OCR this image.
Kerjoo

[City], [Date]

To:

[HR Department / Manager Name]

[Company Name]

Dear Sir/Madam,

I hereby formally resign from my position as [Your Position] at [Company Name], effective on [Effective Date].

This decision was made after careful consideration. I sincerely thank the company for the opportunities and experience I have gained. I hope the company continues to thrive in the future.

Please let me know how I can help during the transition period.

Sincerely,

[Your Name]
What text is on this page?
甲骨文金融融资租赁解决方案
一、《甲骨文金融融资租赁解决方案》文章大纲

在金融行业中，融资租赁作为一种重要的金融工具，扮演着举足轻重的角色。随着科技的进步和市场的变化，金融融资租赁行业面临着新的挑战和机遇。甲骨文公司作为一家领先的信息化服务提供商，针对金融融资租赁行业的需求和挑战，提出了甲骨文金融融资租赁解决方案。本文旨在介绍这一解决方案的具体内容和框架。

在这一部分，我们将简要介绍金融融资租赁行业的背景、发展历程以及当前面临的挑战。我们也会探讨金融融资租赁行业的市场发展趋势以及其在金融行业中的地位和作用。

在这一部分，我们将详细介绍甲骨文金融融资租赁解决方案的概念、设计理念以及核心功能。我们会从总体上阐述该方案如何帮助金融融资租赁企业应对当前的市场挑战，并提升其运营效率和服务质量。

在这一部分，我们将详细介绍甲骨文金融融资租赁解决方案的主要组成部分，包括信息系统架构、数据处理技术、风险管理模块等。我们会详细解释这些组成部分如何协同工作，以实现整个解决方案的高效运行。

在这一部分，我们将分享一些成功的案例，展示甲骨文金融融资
• • • • •
Set down, exactly and in full, the lines from the one containing "What text is on this page?" through the end of the entries; no other line belongs.

The result:
What text is on this page?
甲骨文金融融资租赁解决方案
一、《甲骨文金融融资租赁解决方案》文章大纲

在金融行业中，融资租赁作为一种重要的金融工具，扮演着举足轻重的角色。随着科技的进步和市场的变化，金融融资租赁行业面临着新的挑战和机遇。甲骨文公司作为一家领先的信息化服务提供商，针对金融融资租赁行业的需求和挑战，提出了甲骨文金融融资租赁解决方案。本文旨在介绍这一解决方案的具体内容和框架。

在这一部分，我们将简要介绍金融融资租赁行业的背景、发展历程以及当前面临的挑战。我们也会探讨金融融资租赁行业的市场发展趋势以及其在金融行业中的地位和作用。

在这一部分，我们将详细介绍甲骨文金融融资租赁解决方案的概念、设计理念以及核心功能。我们会从总体上阐述该方案如何帮助金融融资租赁企业应对当前的市场挑战，并提升其运营效率和服务质量。

在这一部分，我们将详细介绍甲骨文金融融资租赁解决方案的主要组成部分，包括信息系统架构、数据处理技术、风险管理模块等。我们会详细解释这些组成部分如何协同工作，以实现整个解决方案的高效运行。

在这一部分，我们将分享一些成功的案例，展示甲骨文金融融资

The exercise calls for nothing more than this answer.